§ **Data in this exercise**:
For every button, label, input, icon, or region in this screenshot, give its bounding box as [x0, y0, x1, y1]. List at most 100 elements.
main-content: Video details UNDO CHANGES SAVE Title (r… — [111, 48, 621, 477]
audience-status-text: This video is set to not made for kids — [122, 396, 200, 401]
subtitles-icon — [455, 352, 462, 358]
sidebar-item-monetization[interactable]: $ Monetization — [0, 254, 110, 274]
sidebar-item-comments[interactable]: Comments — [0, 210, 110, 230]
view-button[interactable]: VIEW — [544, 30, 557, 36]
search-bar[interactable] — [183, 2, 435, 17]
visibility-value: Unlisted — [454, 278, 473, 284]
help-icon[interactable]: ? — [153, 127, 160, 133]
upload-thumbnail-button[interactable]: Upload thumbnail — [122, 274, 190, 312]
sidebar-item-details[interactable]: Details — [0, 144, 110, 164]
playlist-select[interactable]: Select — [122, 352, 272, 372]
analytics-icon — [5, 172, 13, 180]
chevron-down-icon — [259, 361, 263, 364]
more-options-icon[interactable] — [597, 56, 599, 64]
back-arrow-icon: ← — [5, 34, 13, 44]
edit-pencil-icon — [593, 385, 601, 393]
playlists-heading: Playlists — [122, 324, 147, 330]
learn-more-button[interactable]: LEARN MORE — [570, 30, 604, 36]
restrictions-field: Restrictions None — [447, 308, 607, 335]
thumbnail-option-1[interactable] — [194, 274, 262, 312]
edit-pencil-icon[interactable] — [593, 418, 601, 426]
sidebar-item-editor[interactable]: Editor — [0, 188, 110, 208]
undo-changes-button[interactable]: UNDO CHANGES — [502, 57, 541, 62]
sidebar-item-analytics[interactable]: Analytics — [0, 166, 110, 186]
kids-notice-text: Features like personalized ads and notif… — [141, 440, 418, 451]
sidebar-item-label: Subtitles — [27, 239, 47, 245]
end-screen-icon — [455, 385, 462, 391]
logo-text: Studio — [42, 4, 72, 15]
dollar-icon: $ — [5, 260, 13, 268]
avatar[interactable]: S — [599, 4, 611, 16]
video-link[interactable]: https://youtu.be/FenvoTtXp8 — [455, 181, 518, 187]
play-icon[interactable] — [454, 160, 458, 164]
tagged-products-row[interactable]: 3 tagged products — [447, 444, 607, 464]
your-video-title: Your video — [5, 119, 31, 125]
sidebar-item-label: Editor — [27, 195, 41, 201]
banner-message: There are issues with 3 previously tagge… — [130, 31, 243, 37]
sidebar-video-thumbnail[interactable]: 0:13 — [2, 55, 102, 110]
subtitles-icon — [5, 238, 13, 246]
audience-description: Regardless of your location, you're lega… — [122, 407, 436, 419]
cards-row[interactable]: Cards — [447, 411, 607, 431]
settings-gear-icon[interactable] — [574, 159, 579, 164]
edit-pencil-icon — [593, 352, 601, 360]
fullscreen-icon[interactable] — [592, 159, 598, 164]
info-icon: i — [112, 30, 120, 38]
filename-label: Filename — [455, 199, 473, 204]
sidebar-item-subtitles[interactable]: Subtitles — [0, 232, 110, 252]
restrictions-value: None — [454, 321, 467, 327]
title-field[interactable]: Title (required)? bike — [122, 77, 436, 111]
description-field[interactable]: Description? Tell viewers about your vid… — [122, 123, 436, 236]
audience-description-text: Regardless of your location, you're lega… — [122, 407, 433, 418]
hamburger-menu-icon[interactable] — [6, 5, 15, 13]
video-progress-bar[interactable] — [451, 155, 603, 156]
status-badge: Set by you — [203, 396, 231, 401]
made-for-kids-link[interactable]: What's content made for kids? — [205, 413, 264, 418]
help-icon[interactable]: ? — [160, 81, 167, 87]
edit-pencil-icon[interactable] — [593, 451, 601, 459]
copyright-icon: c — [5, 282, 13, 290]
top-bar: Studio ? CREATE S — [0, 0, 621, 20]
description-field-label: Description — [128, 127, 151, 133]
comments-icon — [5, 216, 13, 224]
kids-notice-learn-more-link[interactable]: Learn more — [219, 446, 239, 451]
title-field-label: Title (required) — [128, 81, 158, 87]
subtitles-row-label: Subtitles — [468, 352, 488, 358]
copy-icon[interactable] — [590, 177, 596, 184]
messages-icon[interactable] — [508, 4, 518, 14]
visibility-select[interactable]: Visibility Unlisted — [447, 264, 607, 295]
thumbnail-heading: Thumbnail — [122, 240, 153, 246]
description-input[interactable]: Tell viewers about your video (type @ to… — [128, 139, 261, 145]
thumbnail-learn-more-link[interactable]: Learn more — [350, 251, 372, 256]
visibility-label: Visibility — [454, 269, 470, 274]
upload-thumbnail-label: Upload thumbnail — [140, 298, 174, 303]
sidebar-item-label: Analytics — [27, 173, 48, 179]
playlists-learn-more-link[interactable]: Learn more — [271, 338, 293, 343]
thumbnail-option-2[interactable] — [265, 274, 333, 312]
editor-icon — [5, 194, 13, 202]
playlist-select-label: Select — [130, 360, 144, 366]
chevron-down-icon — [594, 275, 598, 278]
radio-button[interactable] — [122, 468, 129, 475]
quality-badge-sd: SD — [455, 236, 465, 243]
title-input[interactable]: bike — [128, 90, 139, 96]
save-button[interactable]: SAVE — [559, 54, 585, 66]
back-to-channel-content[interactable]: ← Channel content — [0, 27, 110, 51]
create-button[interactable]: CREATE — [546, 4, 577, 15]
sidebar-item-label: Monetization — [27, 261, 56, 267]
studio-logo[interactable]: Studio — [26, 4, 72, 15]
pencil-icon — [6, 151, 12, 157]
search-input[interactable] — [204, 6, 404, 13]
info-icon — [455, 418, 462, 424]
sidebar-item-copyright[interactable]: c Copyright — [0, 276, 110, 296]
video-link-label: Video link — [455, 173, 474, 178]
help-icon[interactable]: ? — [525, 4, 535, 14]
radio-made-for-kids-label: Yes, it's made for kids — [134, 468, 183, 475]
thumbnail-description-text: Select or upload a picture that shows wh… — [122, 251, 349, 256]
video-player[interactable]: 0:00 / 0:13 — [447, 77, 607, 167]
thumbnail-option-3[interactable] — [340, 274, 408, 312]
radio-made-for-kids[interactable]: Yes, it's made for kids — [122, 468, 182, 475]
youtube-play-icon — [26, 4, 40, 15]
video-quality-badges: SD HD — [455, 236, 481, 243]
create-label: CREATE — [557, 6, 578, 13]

§ **What to work on**: Return all of the rows above verbatim, changing nothing.

§ **Output for this exercise**:
For every button, label, input, icon, or region in this screenshot, give its bounding box as [x0, y0, x1, y1]. List at most 100 elements.
main-content: Video details UNDO CHANGES SAVE Title (r… — [111, 48, 621, 477]
audience-status-text: This video is set to not made for kids — [122, 396, 200, 401]
subtitles-icon — [455, 352, 462, 358]
sidebar-item-monetization[interactable]: $ Monetization — [0, 254, 110, 274]
sidebar-item-comments[interactable]: Comments — [0, 210, 110, 230]
view-button[interactable]: VIEW — [544, 30, 557, 36]
search-bar[interactable] — [183, 2, 435, 17]
visibility-value: Unlisted — [454, 278, 473, 284]
help-icon[interactable]: ? — [153, 127, 160, 133]
upload-thumbnail-button[interactable]: Upload thumbnail — [122, 274, 190, 312]
sidebar-item-details[interactable]: Details — [0, 144, 110, 164]
playlist-select[interactable]: Select — [122, 352, 272, 372]
analytics-icon — [5, 172, 13, 180]
chevron-down-icon — [259, 361, 263, 364]
more-options-icon[interactable] — [597, 56, 599, 64]
back-arrow-icon: ← — [5, 34, 13, 44]
edit-pencil-icon — [593, 385, 601, 393]
playlists-heading: Playlists — [122, 324, 147, 330]
learn-more-button[interactable]: LEARN MORE — [570, 30, 604, 36]
restrictions-field: Restrictions None — [447, 308, 607, 335]
thumbnail-option-1[interactable] — [194, 274, 262, 312]
edit-pencil-icon[interactable] — [593, 418, 601, 426]
sidebar-item-editor[interactable]: Editor — [0, 188, 110, 208]
undo-changes-button[interactable]: UNDO CHANGES — [502, 57, 541, 62]
sidebar-item-analytics[interactable]: Analytics — [0, 166, 110, 186]
kids-notice-text: Features like personalized ads and notif… — [141, 440, 418, 451]
sidebar-item-label: Subtitles — [27, 239, 47, 245]
end-screen-icon — [455, 385, 462, 391]
logo-text: Studio — [42, 4, 72, 15]
dollar-icon: $ — [5, 260, 13, 268]
avatar[interactable]: S — [599, 4, 611, 16]
video-link[interactable]: https://youtu.be/FenvoTtXp8 — [455, 181, 518, 187]
play-icon[interactable] — [454, 160, 458, 164]
tagged-products-row[interactable]: 3 tagged products — [447, 444, 607, 464]
your-video-title: Your video — [5, 119, 31, 125]
sidebar-item-label: Editor — [27, 195, 41, 201]
banner-message: There are issues with 3 previously tagge… — [130, 31, 243, 37]
sidebar-video-thumbnail[interactable]: 0:13 — [2, 55, 102, 110]
subtitles-icon — [5, 238, 13, 246]
audience-description: Regardless of your location, you're lega… — [122, 407, 436, 419]
cards-row[interactable]: Cards — [447, 411, 607, 431]
settings-gear-icon[interactable] — [574, 159, 579, 164]
edit-pencil-icon — [593, 352, 601, 360]
fullscreen-icon[interactable] — [592, 159, 598, 164]
info-icon: i — [112, 30, 120, 38]
filename-label: Filename — [455, 199, 473, 204]
sidebar-item-subtitles[interactable]: Subtitles — [0, 232, 110, 252]
restrictions-value: None — [454, 321, 467, 327]
title-field[interactable]: Title (required)? bike — [122, 77, 436, 111]
description-field[interactable]: Description? Tell viewers about your vid… — [122, 123, 436, 236]
audience-description-text: Regardless of your location, you're lega… — [122, 407, 433, 418]
hamburger-menu-icon[interactable] — [6, 5, 15, 13]
video-progress-bar[interactable] — [451, 155, 603, 156]
status-badge: Set by you — [203, 396, 231, 401]
made-for-kids-link[interactable]: What's content made for kids? — [205, 413, 264, 418]
help-icon[interactable]: ? — [160, 81, 167, 87]
edit-pencil-icon[interactable] — [593, 451, 601, 459]
copyright-icon: c — [5, 282, 13, 290]
top-bar: Studio ? CREATE S — [0, 0, 621, 20]
description-field-label: Description — [128, 127, 151, 133]
comments-icon — [5, 216, 13, 224]
kids-notice-learn-more-link[interactable]: Learn more — [219, 446, 239, 451]
title-field-label: Title (required) — [128, 81, 158, 87]
subtitles-row-label: Subtitles — [468, 352, 488, 358]
copy-icon[interactable] — [590, 177, 596, 184]
messages-icon[interactable] — [508, 4, 518, 14]
visibility-select[interactable]: Visibility Unlisted — [447, 264, 607, 295]
thumbnail-heading: Thumbnail — [122, 240, 153, 246]
description-input[interactable]: Tell viewers about your video (type @ to… — [128, 139, 261, 145]
thumbnail-learn-more-link[interactable]: Learn more — [350, 251, 372, 256]
visibility-label: Visibility — [454, 269, 470, 274]
upload-thumbnail-label: Upload thumbnail — [140, 298, 174, 303]
sidebar-item-label: Analytics — [27, 173, 48, 179]
playlists-learn-more-link[interactable]: Learn more — [271, 338, 293, 343]
thumbnail-option-2[interactable] — [265, 274, 333, 312]
editor-icon — [5, 194, 13, 202]
playlist-select-label: Select — [130, 360, 144, 366]
chevron-down-icon — [594, 275, 598, 278]
radio-button[interactable] — [122, 468, 129, 475]
quality-badge-sd: SD — [455, 236, 465, 243]
title-input[interactable]: bike — [128, 90, 139, 96]
save-button[interactable]: SAVE — [559, 54, 585, 66]
back-to-channel-content[interactable]: ← Channel content — [0, 27, 110, 51]
create-button[interactable]: CREATE — [546, 4, 577, 15]
sidebar-item-label: Monetization — [27, 261, 56, 267]
studio-logo[interactable]: Studio — [26, 4, 72, 15]
pencil-icon — [6, 151, 12, 157]
search-input[interactable] — [204, 6, 404, 13]
info-icon — [455, 418, 462, 424]
sidebar-item-copyright[interactable]: c Copyright — [0, 276, 110, 296]
video-link-label: Video link — [455, 173, 474, 178]
help-icon[interactable]: ? — [525, 4, 535, 14]
radio-made-for-kids-label: Yes, it's made for kids — [134, 468, 183, 475]
thumbnail-description-text: Select or upload a picture that shows wh… — [122, 251, 349, 256]
video-player[interactable]: 0:00 / 0:13 — [447, 77, 607, 167]
thumbnail-option-3[interactable] — [340, 274, 408, 312]
radio-made-for-kids[interactable]: Yes, it's made for kids — [122, 468, 182, 475]
youtube-play-icon — [26, 4, 40, 15]
video-quality-badges: SD HD — [455, 236, 481, 243]
create-label: CREATE — [557, 6, 578, 13]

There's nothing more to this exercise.